[DIRECTIONS]: Return the entries verbatim and drop every picture.

Data tied to figure images
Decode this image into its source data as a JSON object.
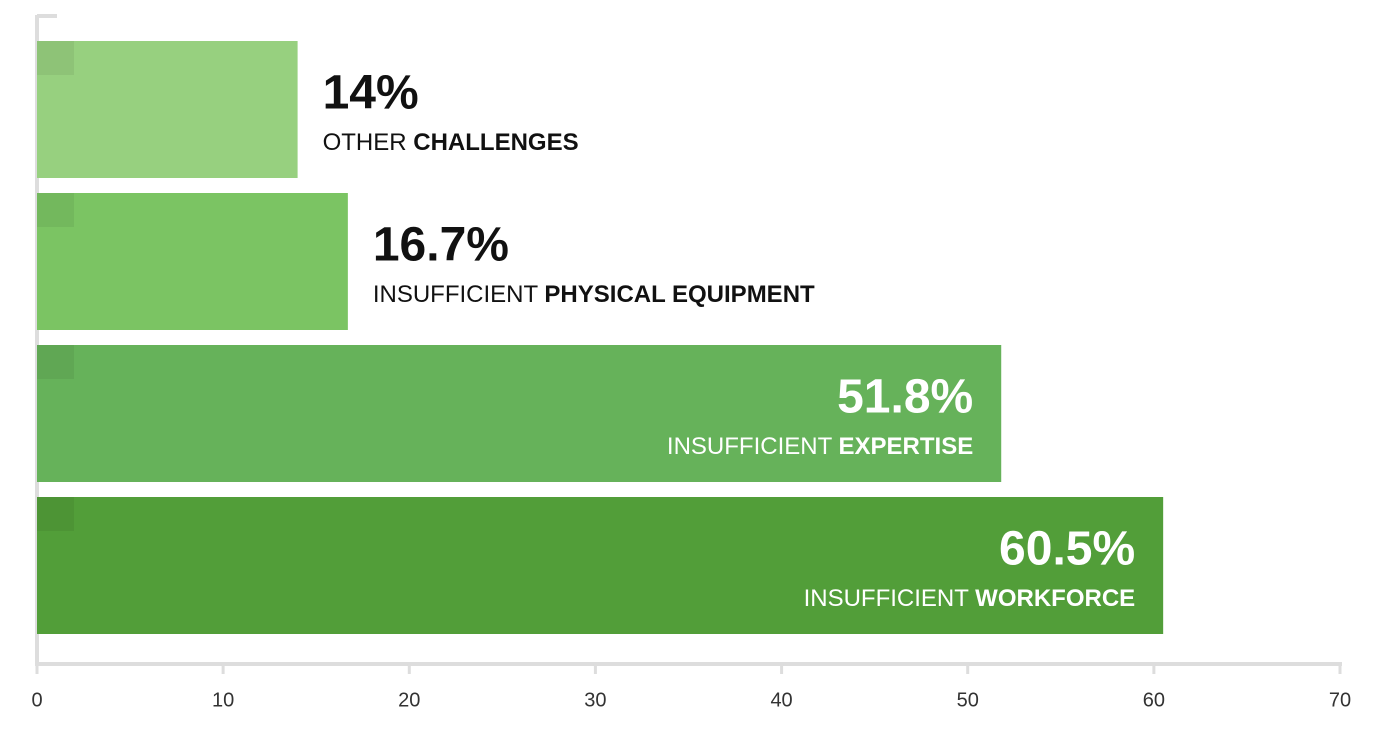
{
  "chart_data": {
    "type": "hbar",
    "categories": [
      [
        "OTHER",
        "CHALLENGES"
      ],
      [
        "INSUFFICIENT",
        "PHYSICAL EQUIPMENT"
      ],
      [
        "INSUFFICIENT",
        "EXPERTISE"
      ],
      [
        "INSUFFICIENT",
        "WORKFORCE"
      ]
    ],
    "values": [
      14,
      16.7,
      51.8,
      60.5
    ],
    "value_labels": [
      "14%",
      "16.7%",
      "51.8%",
      "60.5%"
    ],
    "colors": [
      "#97d07f",
      "#7bc463",
      "#66b25a",
      "#529e39"
    ],
    "xlim": [
      0,
      70
    ],
    "xticks": [
      0,
      10,
      20,
      30,
      40,
      50,
      60,
      70
    ]
  }
}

[FINISHED TASK]:
Decode this image into its source data as a JSON object.
{
  "chart_data": {
    "type": "hbar",
    "categories": [
      [
        "OTHER",
        "CHALLENGES"
      ],
      [
        "INSUFFICIENT",
        "PHYSICAL EQUIPMENT"
      ],
      [
        "INSUFFICIENT",
        "EXPERTISE"
      ],
      [
        "INSUFFICIENT",
        "WORKFORCE"
      ]
    ],
    "values": [
      14,
      16.7,
      51.8,
      60.5
    ],
    "value_labels": [
      "14%",
      "16.7%",
      "51.8%",
      "60.5%"
    ],
    "colors": [
      "#97d07f",
      "#7bc463",
      "#66b25a",
      "#529e39"
    ],
    "xlim": [
      0,
      70
    ],
    "xticks": [
      0,
      10,
      20,
      30,
      40,
      50,
      60,
      70
    ]
  }
}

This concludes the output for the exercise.